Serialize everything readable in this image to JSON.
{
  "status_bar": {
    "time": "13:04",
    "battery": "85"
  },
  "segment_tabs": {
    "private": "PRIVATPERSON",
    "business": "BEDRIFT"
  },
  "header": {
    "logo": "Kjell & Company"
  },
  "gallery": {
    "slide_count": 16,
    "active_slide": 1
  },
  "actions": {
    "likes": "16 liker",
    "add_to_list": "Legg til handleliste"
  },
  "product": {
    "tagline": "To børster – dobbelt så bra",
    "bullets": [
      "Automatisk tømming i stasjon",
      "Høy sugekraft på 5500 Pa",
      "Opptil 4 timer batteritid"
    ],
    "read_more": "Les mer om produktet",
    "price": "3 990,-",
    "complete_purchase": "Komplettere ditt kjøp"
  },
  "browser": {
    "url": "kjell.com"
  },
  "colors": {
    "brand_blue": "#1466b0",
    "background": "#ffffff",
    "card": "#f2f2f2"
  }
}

--------------------------------------------------

Repeat all the records. Match each line exactly.

Serialize everything readable in this image to JSON.
{
  "status_bar": {
    "time": "13:04",
    "battery": "85"
  },
  "segment_tabs": {
    "private": "PRIVATPERSON",
    "business": "BEDRIFT"
  },
  "header": {
    "logo": "Kjell & Company"
  },
  "gallery": {
    "slide_count": 16,
    "active_slide": 1
  },
  "actions": {
    "likes": "16 liker",
    "add_to_list": "Legg til handleliste"
  },
  "product": {
    "tagline": "To børster – dobbelt så bra",
    "bullets": [
      "Automatisk tømming i stasjon",
      "Høy sugekraft på 5500 Pa",
      "Opptil 4 timer batteritid"
    ],
    "read_more": "Les mer om produktet",
    "price": "3 990,-",
    "complete_purchase": "Komplettere ditt kjøp"
  },
  "browser": {
    "url": "kjell.com"
  },
  "colors": {
    "brand_blue": "#1466b0",
    "background": "#ffffff",
    "card": "#f2f2f2"
  }
}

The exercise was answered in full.